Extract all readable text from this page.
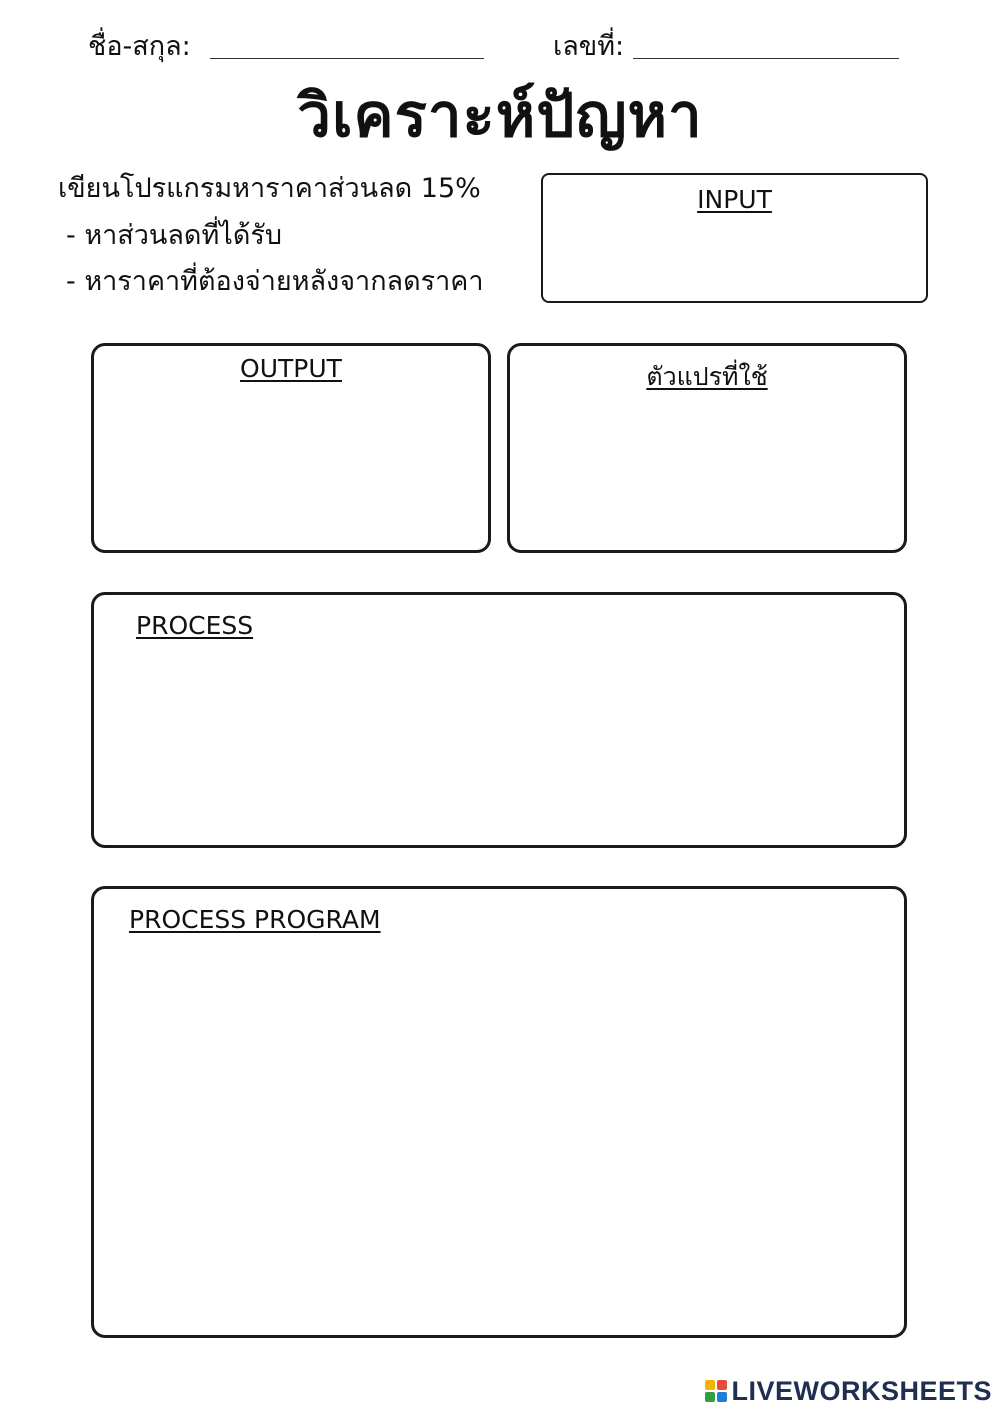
ชื่อ-สกุล:	เลขที่:
วิเคราะห์ปัญหา
เขียนโปรแกรมหาราคาส่วนลด 15%
- หาส่วนลดที่ได้รับ
- หาราคาที่ต้องจ่ายหลังจากลดราคา
INPUT
OUTPUT	ตัวแปรที่ใช้
PROCESS
PROCESS PROGRAM
LIVEWORKSHEETS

> _GOAL OF THE EXERCISE_
All the material shown above is to be copied exactly, with no pictures carried over.

> _THE RESPONSE_
Extract all readable text from this page.
ชื่อ-สกุล:	เลขที่:
วิเคราะห์ปัญหา
เขียนโปรแกรมหาราคาส่วนลด 15%
- หาส่วนลดที่ได้รับ
- หาราคาที่ต้องจ่ายหลังจากลดราคา
INPUT
OUTPUT	ตัวแปรที่ใช้
PROCESS
PROCESS PROGRAM
LIVEWORKSHEETS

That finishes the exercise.